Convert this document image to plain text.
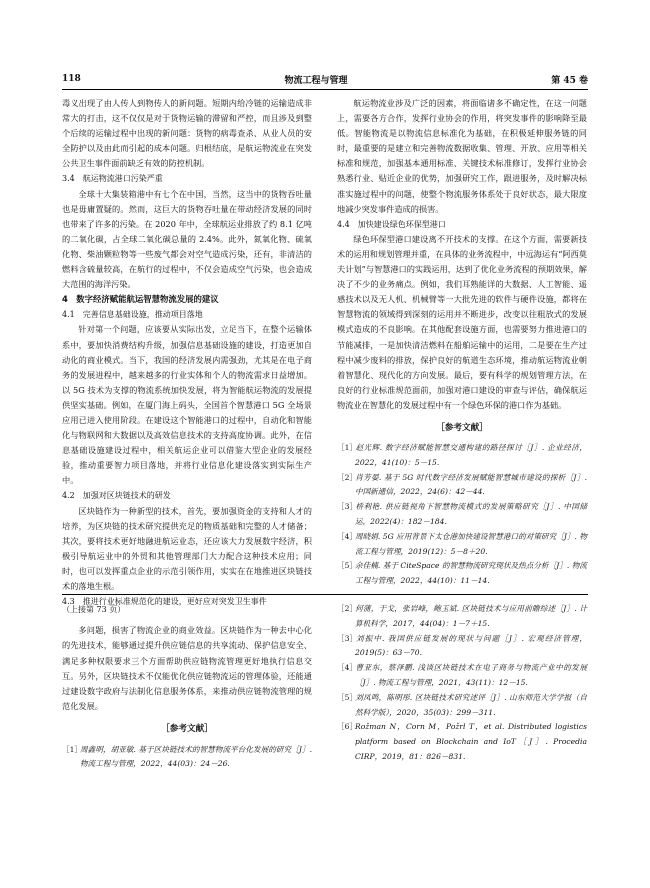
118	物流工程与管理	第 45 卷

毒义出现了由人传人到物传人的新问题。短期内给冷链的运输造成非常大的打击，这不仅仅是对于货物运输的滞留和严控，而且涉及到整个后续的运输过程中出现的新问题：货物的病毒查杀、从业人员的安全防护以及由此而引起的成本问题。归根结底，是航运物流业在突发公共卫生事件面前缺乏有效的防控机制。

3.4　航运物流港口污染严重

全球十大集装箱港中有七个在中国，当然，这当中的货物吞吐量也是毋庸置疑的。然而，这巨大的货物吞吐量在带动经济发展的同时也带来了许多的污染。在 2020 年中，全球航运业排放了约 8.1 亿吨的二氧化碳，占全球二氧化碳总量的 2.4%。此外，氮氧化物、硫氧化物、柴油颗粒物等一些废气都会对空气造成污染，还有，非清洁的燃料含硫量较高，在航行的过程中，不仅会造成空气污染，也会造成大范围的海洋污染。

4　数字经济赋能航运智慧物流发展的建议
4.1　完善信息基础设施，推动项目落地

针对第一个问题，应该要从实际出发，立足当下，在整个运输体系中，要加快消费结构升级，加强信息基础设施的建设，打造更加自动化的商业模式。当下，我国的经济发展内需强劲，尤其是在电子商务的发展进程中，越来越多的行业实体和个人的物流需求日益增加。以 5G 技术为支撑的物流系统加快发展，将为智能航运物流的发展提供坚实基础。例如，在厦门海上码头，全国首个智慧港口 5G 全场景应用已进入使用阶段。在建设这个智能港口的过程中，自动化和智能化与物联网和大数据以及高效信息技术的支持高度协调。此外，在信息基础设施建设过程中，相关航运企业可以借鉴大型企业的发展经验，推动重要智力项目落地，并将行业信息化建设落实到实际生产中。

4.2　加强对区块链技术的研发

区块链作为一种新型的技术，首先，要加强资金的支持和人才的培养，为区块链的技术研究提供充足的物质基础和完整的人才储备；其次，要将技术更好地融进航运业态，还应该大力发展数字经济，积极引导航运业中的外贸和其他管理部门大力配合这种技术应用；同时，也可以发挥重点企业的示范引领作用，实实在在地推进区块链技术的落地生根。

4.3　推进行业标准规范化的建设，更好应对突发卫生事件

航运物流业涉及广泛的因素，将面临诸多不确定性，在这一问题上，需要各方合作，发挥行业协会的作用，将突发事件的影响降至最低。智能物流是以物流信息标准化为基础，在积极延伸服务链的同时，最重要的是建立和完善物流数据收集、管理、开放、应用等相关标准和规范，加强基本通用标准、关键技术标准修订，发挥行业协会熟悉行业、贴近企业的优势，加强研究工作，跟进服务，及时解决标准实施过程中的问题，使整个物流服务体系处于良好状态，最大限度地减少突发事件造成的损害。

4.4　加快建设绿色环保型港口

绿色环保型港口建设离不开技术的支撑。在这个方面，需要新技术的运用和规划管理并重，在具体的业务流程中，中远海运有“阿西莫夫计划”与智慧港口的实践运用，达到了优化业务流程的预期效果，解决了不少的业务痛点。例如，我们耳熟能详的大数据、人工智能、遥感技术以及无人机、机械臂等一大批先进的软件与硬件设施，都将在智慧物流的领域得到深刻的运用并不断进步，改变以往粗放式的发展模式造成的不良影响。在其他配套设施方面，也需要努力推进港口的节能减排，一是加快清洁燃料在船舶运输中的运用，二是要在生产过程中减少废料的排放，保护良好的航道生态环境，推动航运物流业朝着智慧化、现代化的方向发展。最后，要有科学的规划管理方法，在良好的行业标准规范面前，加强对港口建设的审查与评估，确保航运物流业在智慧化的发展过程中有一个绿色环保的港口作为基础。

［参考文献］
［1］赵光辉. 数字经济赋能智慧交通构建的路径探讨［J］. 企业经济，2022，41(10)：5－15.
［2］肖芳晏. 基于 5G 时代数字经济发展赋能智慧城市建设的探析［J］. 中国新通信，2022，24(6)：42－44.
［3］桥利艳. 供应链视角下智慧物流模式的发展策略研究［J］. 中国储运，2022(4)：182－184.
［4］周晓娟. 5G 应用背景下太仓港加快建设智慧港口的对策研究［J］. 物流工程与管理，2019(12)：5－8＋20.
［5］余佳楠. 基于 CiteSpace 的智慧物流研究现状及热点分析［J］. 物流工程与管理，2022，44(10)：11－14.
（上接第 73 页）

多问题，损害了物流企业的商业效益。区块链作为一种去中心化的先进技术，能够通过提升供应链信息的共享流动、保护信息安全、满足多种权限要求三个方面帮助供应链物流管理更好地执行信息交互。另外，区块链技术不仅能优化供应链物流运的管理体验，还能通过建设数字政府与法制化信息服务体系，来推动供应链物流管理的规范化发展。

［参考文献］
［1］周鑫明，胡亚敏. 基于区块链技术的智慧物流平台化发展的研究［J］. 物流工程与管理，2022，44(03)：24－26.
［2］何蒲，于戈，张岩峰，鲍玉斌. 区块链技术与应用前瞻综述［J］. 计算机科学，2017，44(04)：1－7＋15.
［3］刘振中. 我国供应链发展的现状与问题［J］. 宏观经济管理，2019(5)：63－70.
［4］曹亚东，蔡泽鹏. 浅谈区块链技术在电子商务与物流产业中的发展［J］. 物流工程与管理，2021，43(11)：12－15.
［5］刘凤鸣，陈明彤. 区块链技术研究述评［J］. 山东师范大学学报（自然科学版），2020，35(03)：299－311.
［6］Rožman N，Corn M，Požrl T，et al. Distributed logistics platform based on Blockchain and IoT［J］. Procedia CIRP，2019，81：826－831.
...
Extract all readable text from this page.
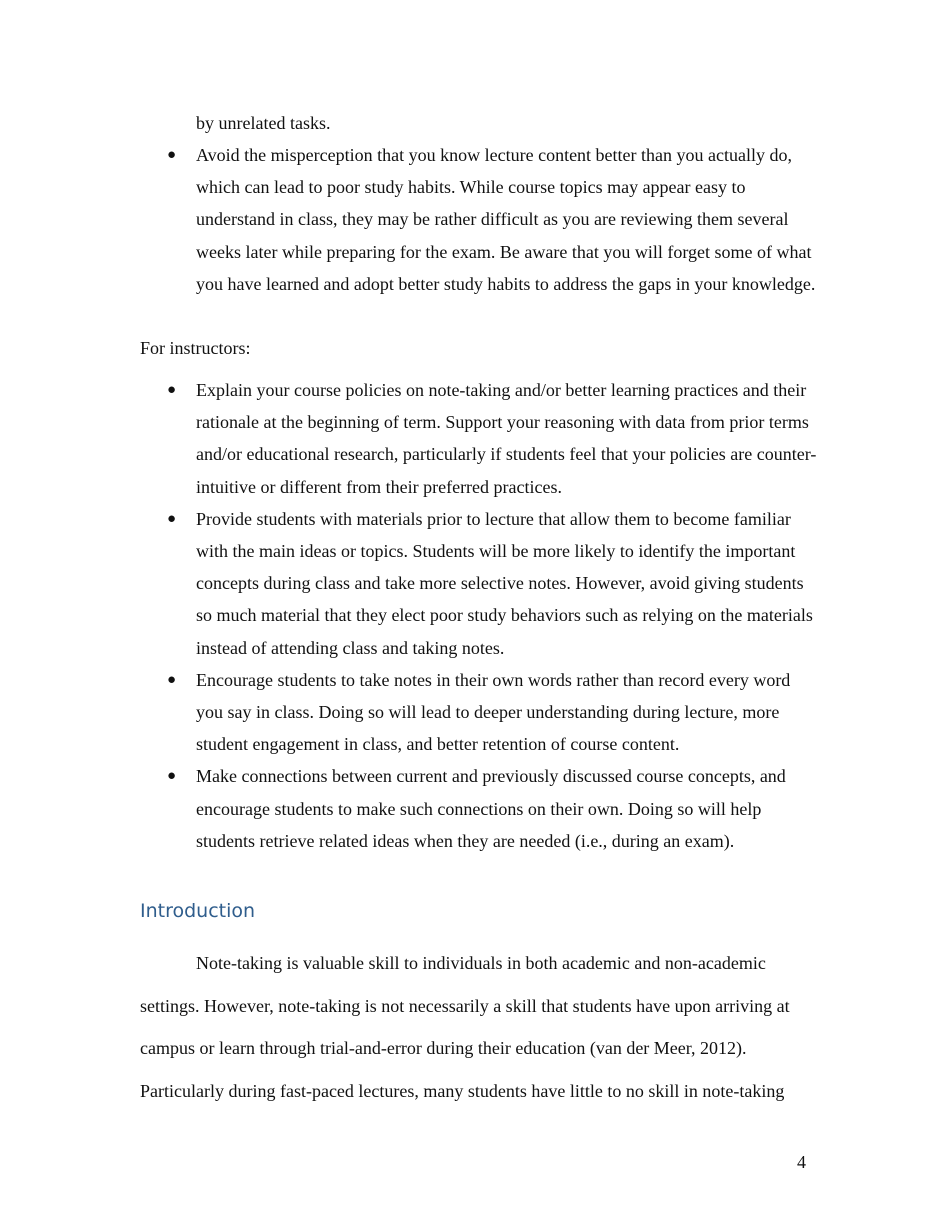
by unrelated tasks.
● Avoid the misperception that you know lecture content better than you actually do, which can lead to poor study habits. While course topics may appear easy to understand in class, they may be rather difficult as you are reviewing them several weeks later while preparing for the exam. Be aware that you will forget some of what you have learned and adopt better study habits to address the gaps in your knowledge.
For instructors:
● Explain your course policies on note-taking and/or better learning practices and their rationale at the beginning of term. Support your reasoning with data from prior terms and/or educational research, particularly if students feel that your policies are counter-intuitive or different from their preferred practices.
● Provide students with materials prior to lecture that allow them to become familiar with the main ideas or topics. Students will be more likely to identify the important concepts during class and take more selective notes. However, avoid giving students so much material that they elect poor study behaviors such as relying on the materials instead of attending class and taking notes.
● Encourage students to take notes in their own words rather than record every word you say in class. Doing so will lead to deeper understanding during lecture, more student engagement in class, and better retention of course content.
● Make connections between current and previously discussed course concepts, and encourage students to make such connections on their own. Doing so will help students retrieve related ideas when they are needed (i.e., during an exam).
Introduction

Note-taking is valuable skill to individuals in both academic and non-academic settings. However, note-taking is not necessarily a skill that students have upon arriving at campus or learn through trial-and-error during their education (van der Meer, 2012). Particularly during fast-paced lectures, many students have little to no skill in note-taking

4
--
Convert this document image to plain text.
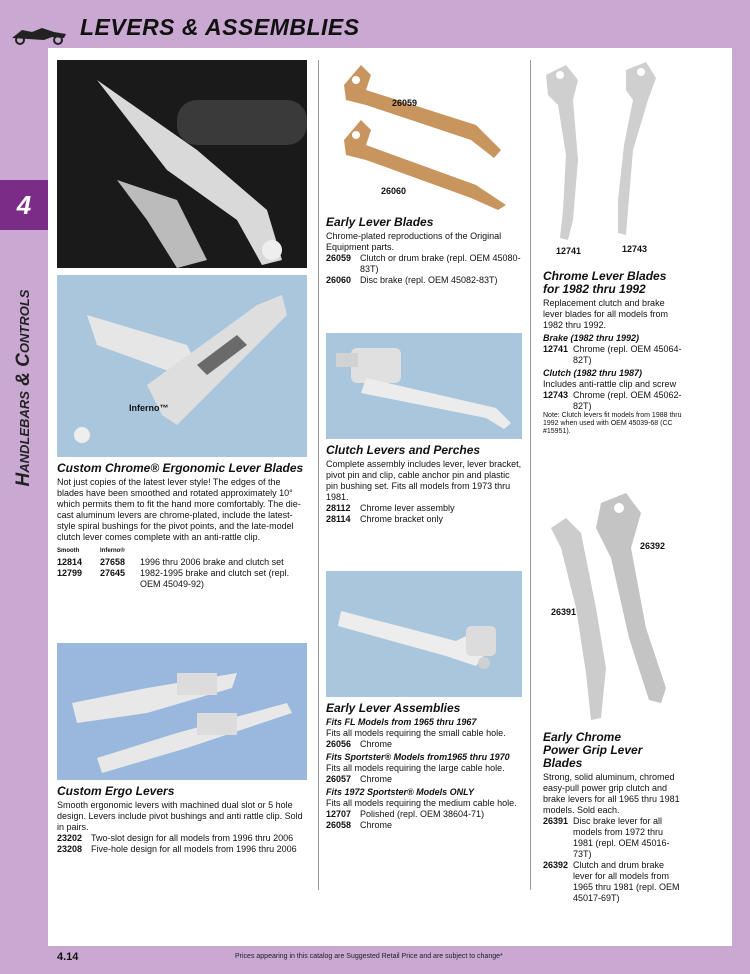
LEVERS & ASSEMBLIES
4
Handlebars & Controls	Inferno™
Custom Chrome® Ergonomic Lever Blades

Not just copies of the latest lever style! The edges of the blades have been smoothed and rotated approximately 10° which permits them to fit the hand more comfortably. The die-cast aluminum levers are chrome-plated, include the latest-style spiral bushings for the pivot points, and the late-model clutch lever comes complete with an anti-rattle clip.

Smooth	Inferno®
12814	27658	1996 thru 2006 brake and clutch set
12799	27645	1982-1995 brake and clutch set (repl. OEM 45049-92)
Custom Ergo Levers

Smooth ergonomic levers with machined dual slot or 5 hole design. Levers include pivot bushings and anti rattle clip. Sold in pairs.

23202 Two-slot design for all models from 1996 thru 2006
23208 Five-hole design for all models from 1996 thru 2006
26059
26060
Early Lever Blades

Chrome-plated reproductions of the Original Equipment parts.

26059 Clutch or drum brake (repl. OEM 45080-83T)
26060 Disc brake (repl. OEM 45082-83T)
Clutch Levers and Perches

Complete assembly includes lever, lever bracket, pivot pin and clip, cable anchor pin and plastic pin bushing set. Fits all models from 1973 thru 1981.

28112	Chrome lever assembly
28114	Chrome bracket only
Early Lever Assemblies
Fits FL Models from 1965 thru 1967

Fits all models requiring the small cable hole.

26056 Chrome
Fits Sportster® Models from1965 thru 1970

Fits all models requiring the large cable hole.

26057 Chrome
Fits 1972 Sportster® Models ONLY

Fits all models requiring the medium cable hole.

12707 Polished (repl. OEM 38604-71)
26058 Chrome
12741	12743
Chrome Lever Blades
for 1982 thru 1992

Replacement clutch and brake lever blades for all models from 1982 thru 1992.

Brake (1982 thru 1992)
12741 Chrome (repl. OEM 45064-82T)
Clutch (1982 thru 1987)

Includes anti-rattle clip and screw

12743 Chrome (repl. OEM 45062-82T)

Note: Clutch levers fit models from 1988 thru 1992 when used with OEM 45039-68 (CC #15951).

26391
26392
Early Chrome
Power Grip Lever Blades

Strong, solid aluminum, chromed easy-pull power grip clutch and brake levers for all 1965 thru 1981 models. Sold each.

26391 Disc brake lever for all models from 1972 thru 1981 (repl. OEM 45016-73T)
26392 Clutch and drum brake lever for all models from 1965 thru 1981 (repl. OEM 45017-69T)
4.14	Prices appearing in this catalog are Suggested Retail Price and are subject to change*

* [What the task asks]: Find the string "Inferno" in the entries above and return each line that holds it.

* [Solution for this task]:
Handlebars & Controls	Inferno™
Smooth	Inferno®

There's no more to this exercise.